[start Given data]

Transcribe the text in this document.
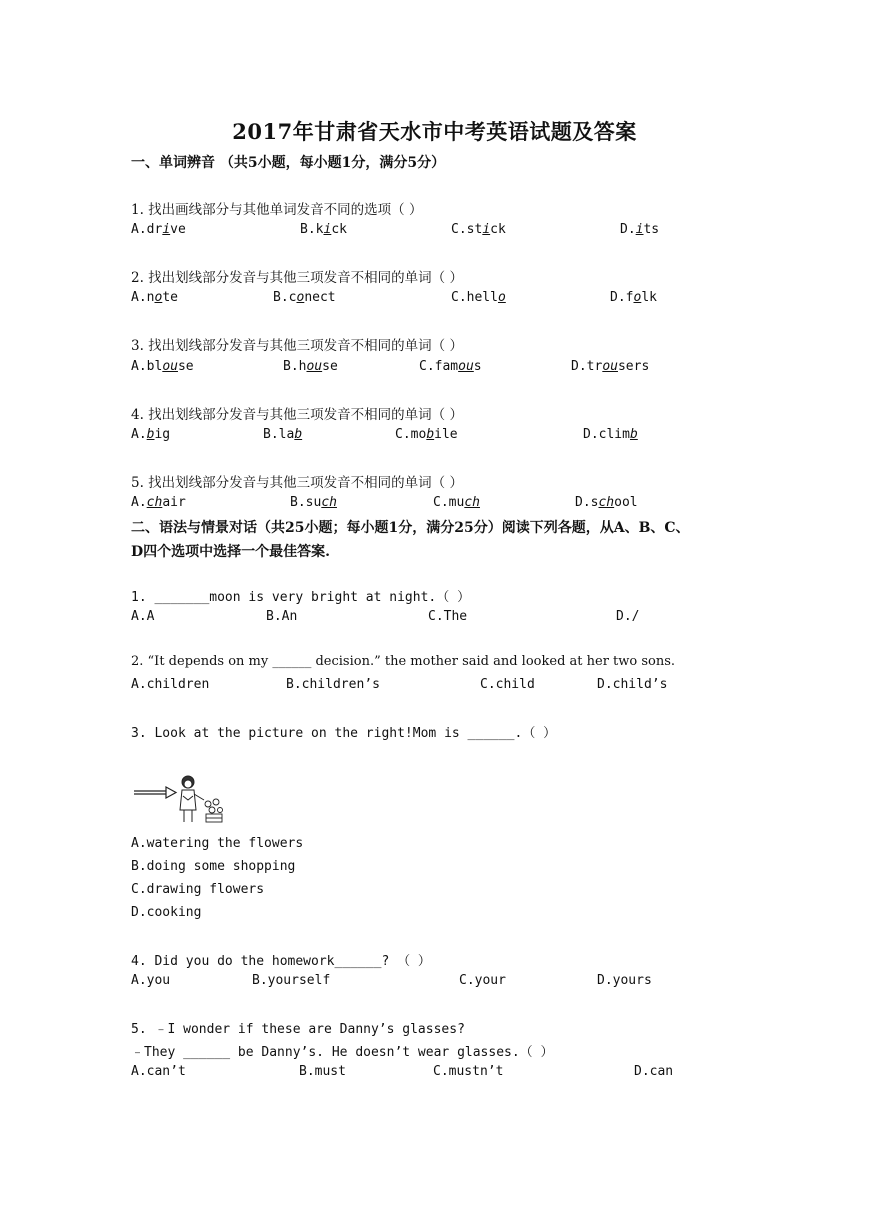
2017年甘肃省天水市中考英语试题及答案
一、单词辨音 （共5小题，每小题1分，满分5分）
1. 找出画线部分与其他单词发音不同的选项（ ）
A.drive	B.kick	C.stick	D.its
2. 找出划线部分发音与其他三项发音不相同的单词（ ）
A.note	B.conect	C.hello	D.folk
3. 找出划线部分发音与其他三项发音不相同的单词（ ）
A.blouse	B.house	C.famous	D.trousers
4. 找出划线部分发音与其他三项发音不相同的单词（ ）
A.big	B.lab	C.mobile	D.climb
5. 找出划线部分发音与其他三项发音不相同的单词（ ）
A.chair	B.such	C.much	D.school
二、语法与情景对话（共25小题；每小题1分，满分25分）阅读下列各题，从A、B、C、
D四个选项中选择一个最佳答案.
1. _______moon is very bright at night.（ ）
A.A	B.An	C.The	D./
2. “It depends on my ______ decision.” the mother said and looked at her two sons.
A.children	B.children’s	C.child	D.child’s
3. Look at the picture on the right!Mom is ______.（ ）
A.watering the flowers
B.doing some shopping
C.drawing flowers
D.cooking
4. Did you do the homework______? （ ）
A.you	B.yourself	C.your	D.yours
5. ﹣I wonder if these are Danny’s glasses?
﹣They ______ be Danny’s. He doesn’t wear glasses.（ ）
A.can’t	B.must	C.mustn’t	D.can
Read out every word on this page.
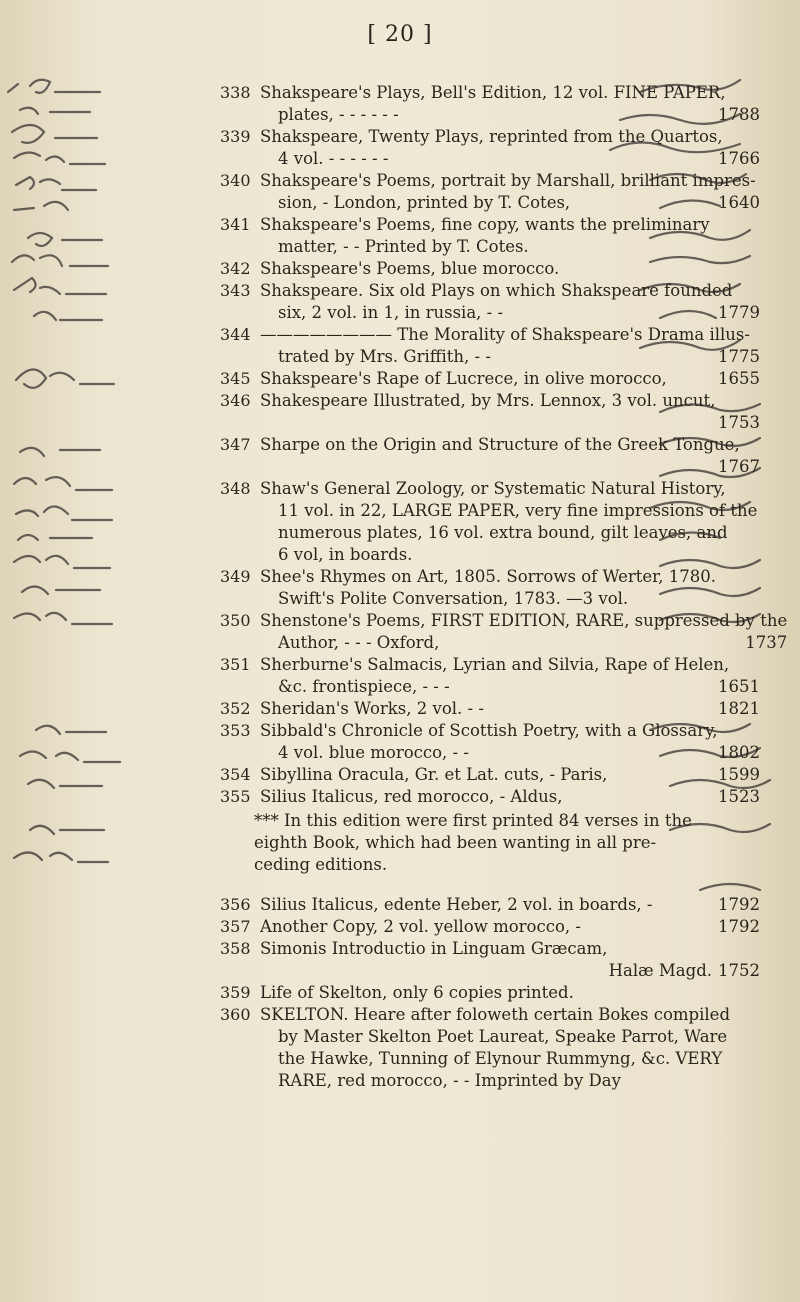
[ 20 ]
338 Shakspeare's Plays, Bell's Edition, 12 vol. FINE PAPER,
plates, - - - - - -	1788
339 Shakspeare, Twenty Plays, reprinted from the Quartos,
4 vol. - - - - - -	1766
340 Shakspeare's Poems, portrait by Marshall, brilliant impres-
sion, - London, printed by T. Cotes,	1640
341 Shakspeare's Poems, fine copy, wants the preliminary
matter, - - Printed by T. Cotes.
342 Shakspeare's Poems, blue morocco.
343 Shakspeare. Six old Plays on which Shakspeare founded
six, 2 vol. in 1, in russia, - -	1779
344 ———————— The Morality of Shakspeare's Drama illus-
trated by Mrs. Griffith, - -	1775
345 Shakspeare's Rape of Lucrece, in olive morocco,	1655
346 Shakespeare Illustrated, by Mrs. Lennox, 3 vol. uncut,
1753
347 Sharpe on the Origin and Structure of the Greek Tongue,
1767
348 Shaw's General Zoology, or Systematic Natural History,
11 vol. in 22, LARGE PAPER, very fine impressions of the
numerous plates, 16 vol. extra bound, gilt leaves, and
6 vol, in boards.
349 Shee's Rhymes on Art, 1805. Sorrows of Werter, 1780.
Swift's Polite Conversation, 1783. —3 vol.
350 Shenstone's Poems, FIRST EDITION, RARE, suppressed by the
Author, - - - Oxford,	1737
351 Sherburne's Salmacis, Lyrian and Silvia, Rape of Helen,
&c. frontispiece, - - -	1651
352 Sheridan's Works, 2 vol. - -	1821
353 Sibbald's Chronicle of Scottish Poetry, with a Glossary,
4 vol. blue morocco, - -	1802
354 Sibyllina Oracula, Gr. et Lat. cuts, - Paris,	1599
355 Silius Italicus, red morocco, - Aldus,	1523
*** In this edition were first printed 84 verses in the
eighth Book, which had been wanting in all pre-
ceding editions.
356 Silius Italicus, edente Heber, 2 vol. in boards, -	1792
357 Another Copy, 2 vol. yellow morocco, -	1792
358 Simonis Introductio in Linguam Græcam,
Halæ Magd. 1752
359 Life of Skelton, only 6 copies printed.
360 SKELTON. Heare after foloweth certain Bokes compiled
by Master Skelton Poet Laureat, Speake Parrot, Ware
the Hawke, Tunning of Elynour Rummyng, &c. VERY
RARE, red morocco, - - Imprinted by Day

[end Given data]

• **Work to complete**
Your copy should repeat each entry above exactly but contain no pictures.

• **Solution below**
Transcribe the text in this document.
2017年甘肃省天水市中考英语试题及答案
一、单词辨音 （共5小题，每小题1分，满分5分）
1. 找出画线部分与其他单词发音不同的选项（ ）
A.drive	B.kick	C.stick	D.its
2. 找出划线部分发音与其他三项发音不相同的单词（ ）
A.note	B.conect	C.hello	D.folk
3. 找出划线部分发音与其他三项发音不相同的单词（ ）
A.blouse	B.house	C.famous	D.trousers
4. 找出划线部分发音与其他三项发音不相同的单词（ ）
A.big	B.lab	C.mobile	D.climb
5. 找出划线部分发音与其他三项发音不相同的单词（ ）
A.chair	B.such	C.much	D.school
二、语法与情景对话（共25小题；每小题1分，满分25分）阅读下列各题，从A、B、C、
D四个选项中选择一个最佳答案.
1. _______moon is very bright at night.（ ）
A.A	B.An	C.The	D./
2. “It depends on my ______ decision.” the mother said and looked at her two sons.
A.children	B.children’s	C.child	D.child’s
3. Look at the picture on the right!Mom is ______.（ ）
A.watering the flowers
B.doing some shopping
C.drawing flowers
D.cooking
4. Did you do the homework______? （ ）
A.you	B.yourself	C.your	D.yours
5. ﹣I wonder if these are Danny’s glasses?
﹣They ______ be Danny’s. He doesn’t wear glasses.（ ）
A.can’t	B.must	C.mustn’t	D.can
Read out every word on this page.
[ 20 ]
338 Shakspeare's Plays, Bell's Edition, 12 vol. FINE PAPER,
plates, - - - - - -	1788
339 Shakspeare, Twenty Plays, reprinted from the Quartos,
4 vol. - - - - - -	1766
340 Shakspeare's Poems, portrait by Marshall, brilliant impres-
sion, - London, printed by T. Cotes,	1640
341 Shakspeare's Poems, fine copy, wants the preliminary
matter, - - Printed by T. Cotes.
342 Shakspeare's Poems, blue morocco.
343 Shakspeare. Six old Plays on which Shakspeare founded
six, 2 vol. in 1, in russia, - -	1779
344 ———————— The Morality of Shakspeare's Drama illus-
trated by Mrs. Griffith, - -	1775
345 Shakspeare's Rape of Lucrece, in olive morocco,	1655
346 Shakespeare Illustrated, by Mrs. Lennox, 3 vol. uncut,
1753
347 Sharpe on the Origin and Structure of the Greek Tongue,
1767
348 Shaw's General Zoology, or Systematic Natural History,
11 vol. in 22, LARGE PAPER, very fine impressions of the
numerous plates, 16 vol. extra bound, gilt leaves, and
6 vol, in boards.
349 Shee's Rhymes on Art, 1805. Sorrows of Werter, 1780.
Swift's Polite Conversation, 1783. —3 vol.
350 Shenstone's Poems, FIRST EDITION, RARE, suppressed by the
Author, - - - Oxford,	1737
351 Sherburne's Salmacis, Lyrian and Silvia, Rape of Helen,
&c. frontispiece, - - -	1651
352 Sheridan's Works, 2 vol. - -	1821
353 Sibbald's Chronicle of Scottish Poetry, with a Glossary,
4 vol. blue morocco, - -	1802
354 Sibyllina Oracula, Gr. et Lat. cuts, - Paris,	1599
355 Silius Italicus, red morocco, - Aldus,	1523
*** In this edition were first printed 84 verses in the
eighth Book, which had been wanting in all pre-
ceding editions.
356 Silius Italicus, edente Heber, 2 vol. in boards, -	1792
357 Another Copy, 2 vol. yellow morocco, -	1792
358 Simonis Introductio in Linguam Græcam,
Halæ Magd. 1752
359 Life of Skelton, only 6 copies printed.
360 SKELTON. Heare after foloweth certain Bokes compiled
by Master Skelton Poet Laureat, Speake Parrot, Ware
the Hawke, Tunning of Elynour Rummyng, &c. VERY
RARE, red morocco, - - Imprinted by Day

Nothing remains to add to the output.